_RECORDS SUPPLIED_
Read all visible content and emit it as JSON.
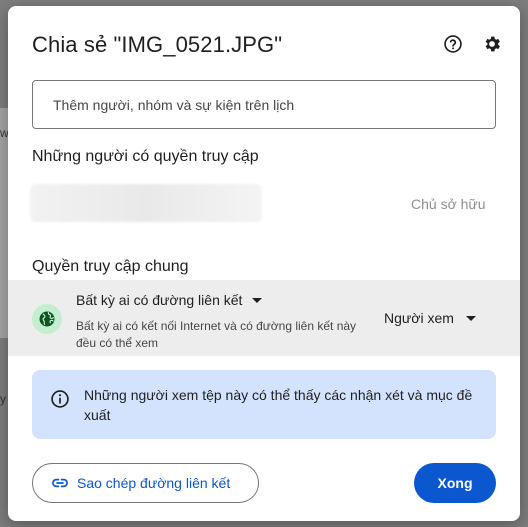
{
  "dialog": {
    "title": "Chia sẻ \"IMG_0521.JPG\"",
    "help_icon": "help-circle-icon",
    "settings_icon": "gear-icon"
  },
  "add_people": {
    "placeholder": "Thêm người, nhóm và sự kiện trên lịch"
  },
  "people_with_access": {
    "title": "Những người có quyền truy cập",
    "owner_role": "Chủ sở hữu"
  },
  "general_access": {
    "title": "Quyền truy cập chung",
    "icon": "globe-icon",
    "selected_option": "Bất kỳ ai có đường liên kết",
    "description": "Bất kỳ ai có kết nối Internet và có đường liên kết này đều có thể xem",
    "role": "Người xem"
  },
  "info_banner": {
    "icon": "info-icon",
    "text": "Những người xem tệp này có thể thấy các nhận xét và mục đề xuất"
  },
  "footer": {
    "copy_link_label": "Sao chép đường liên kết",
    "copy_link_icon": "link-icon",
    "done_label": "Xong"
  },
  "colors": {
    "primary": "#0b57d0",
    "info_bg": "#d3e3fd",
    "globe_bg": "#c4eed0"
  }
}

_EXERCISE REQUIREMENTS_
Reproduce every entry word for word, but skip any pictures.

_WORKED SOLUTION_
Read all visible content and emit it as JSON.
{
  "dialog": {
    "title": "Chia sẻ \"IMG_0521.JPG\"",
    "help_icon": "help-circle-icon",
    "settings_icon": "gear-icon"
  },
  "add_people": {
    "placeholder": "Thêm người, nhóm và sự kiện trên lịch"
  },
  "people_with_access": {
    "title": "Những người có quyền truy cập",
    "owner_role": "Chủ sở hữu"
  },
  "general_access": {
    "title": "Quyền truy cập chung",
    "icon": "globe-icon",
    "selected_option": "Bất kỳ ai có đường liên kết",
    "description": "Bất kỳ ai có kết nối Internet và có đường liên kết này đều có thể xem",
    "role": "Người xem"
  },
  "info_banner": {
    "icon": "info-icon",
    "text": "Những người xem tệp này có thể thấy các nhận xét và mục đề xuất"
  },
  "footer": {
    "copy_link_label": "Sao chép đường liên kết",
    "copy_link_icon": "link-icon",
    "done_label": "Xong"
  },
  "colors": {
    "primary": "#0b57d0",
    "info_bg": "#d3e3fd",
    "globe_bg": "#c4eed0"
  }
}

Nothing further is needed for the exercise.